Pull every "nData" line out of the data below.

(Dataset listings of figures)
* start *
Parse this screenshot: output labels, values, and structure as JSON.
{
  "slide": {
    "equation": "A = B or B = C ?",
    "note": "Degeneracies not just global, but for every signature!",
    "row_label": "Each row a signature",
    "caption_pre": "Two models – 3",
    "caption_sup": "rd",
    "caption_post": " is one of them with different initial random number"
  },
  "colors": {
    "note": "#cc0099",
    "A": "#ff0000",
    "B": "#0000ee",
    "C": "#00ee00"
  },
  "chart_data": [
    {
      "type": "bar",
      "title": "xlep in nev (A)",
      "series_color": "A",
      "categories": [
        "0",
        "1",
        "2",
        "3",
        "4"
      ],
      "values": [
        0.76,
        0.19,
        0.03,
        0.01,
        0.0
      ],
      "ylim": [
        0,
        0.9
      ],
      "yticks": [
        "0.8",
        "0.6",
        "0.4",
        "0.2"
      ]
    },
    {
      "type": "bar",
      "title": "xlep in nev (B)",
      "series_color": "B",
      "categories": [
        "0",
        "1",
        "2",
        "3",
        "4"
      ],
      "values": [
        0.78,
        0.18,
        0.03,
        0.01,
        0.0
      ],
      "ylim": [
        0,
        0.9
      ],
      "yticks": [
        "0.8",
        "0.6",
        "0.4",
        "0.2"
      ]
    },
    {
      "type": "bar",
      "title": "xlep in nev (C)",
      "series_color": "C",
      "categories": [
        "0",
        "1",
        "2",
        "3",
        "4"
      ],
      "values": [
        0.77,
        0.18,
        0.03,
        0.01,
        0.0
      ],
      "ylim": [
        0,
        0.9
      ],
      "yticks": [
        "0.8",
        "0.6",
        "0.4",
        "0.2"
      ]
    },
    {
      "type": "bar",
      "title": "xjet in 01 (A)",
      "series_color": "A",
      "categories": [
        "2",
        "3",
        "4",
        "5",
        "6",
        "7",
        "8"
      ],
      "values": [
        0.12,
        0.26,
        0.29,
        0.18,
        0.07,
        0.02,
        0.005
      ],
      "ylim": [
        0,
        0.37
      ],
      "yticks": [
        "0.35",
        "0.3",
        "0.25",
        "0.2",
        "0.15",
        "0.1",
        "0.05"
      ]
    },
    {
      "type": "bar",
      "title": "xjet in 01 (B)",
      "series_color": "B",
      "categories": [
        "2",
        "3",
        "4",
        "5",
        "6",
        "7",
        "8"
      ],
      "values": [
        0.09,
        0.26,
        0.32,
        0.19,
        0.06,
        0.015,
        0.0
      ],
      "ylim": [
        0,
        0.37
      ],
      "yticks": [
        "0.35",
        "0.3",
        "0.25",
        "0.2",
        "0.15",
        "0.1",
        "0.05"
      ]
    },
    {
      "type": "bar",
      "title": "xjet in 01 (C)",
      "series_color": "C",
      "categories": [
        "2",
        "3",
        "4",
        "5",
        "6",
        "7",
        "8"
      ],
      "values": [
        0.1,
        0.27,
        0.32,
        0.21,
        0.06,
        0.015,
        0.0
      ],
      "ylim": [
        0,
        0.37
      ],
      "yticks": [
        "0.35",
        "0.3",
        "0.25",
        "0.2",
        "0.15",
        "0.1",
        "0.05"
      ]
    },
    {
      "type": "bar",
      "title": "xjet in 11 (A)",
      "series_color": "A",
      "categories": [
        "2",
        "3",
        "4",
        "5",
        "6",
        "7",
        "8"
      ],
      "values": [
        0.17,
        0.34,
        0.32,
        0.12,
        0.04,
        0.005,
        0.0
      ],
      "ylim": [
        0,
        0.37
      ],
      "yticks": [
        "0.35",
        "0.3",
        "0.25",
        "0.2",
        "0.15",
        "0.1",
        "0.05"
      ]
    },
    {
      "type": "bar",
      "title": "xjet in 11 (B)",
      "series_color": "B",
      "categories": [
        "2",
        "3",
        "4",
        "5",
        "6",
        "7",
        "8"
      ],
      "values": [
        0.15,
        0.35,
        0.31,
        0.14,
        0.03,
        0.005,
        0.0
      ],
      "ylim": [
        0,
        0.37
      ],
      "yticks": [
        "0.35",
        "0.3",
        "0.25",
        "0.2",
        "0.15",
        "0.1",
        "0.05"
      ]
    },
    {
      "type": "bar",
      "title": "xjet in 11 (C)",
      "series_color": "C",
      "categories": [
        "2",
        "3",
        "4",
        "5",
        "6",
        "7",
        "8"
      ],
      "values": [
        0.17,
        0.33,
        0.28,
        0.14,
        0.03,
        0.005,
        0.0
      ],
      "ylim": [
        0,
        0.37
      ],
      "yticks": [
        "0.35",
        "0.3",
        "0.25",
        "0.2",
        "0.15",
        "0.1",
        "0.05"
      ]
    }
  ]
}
* end *
* start *
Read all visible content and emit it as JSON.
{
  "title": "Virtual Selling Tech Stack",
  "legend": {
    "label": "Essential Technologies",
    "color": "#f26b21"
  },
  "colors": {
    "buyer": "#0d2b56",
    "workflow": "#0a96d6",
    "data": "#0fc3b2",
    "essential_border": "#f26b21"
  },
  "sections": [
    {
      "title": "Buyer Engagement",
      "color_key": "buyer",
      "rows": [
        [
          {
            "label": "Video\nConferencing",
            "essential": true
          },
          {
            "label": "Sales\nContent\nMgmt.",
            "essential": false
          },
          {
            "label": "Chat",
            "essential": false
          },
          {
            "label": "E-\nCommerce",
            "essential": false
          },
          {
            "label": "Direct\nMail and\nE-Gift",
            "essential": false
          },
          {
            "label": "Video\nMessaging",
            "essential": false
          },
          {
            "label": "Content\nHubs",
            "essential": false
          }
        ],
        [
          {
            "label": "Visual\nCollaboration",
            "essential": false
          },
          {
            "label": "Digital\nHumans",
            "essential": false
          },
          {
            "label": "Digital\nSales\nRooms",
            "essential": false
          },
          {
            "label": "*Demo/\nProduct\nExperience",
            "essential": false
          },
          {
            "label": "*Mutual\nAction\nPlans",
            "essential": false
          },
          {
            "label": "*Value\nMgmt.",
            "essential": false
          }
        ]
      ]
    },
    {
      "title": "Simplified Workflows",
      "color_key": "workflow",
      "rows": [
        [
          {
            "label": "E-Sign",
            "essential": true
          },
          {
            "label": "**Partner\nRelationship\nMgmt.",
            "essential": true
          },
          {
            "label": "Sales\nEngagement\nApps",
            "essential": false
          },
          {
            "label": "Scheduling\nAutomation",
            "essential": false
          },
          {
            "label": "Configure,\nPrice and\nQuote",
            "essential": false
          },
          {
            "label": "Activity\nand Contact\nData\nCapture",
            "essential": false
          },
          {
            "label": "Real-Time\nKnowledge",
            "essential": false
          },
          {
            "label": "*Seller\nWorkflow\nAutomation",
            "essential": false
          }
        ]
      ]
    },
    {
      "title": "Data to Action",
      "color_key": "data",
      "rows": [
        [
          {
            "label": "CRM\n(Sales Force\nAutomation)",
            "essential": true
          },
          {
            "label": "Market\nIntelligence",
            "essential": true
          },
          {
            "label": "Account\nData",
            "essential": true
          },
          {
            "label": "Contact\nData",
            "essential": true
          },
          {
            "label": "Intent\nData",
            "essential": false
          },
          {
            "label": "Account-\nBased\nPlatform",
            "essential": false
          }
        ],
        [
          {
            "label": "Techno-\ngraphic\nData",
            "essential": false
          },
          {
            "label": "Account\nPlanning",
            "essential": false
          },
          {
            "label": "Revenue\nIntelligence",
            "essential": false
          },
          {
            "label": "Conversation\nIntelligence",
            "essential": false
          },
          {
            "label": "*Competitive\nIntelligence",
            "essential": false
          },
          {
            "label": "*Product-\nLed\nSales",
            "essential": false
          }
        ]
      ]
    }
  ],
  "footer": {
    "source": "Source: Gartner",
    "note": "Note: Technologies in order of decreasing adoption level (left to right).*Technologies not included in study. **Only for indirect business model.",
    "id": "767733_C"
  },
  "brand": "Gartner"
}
* end *
▶ [SOLUTION TO THE PROBLEM]
            "label": "Activity\nand Contact\nData\nCapture",
            "label": "Account\nData",
            "label": "Contact\nData",
            "label": "Intent\nData",
            "label": "Techno-\ngraphic\nData",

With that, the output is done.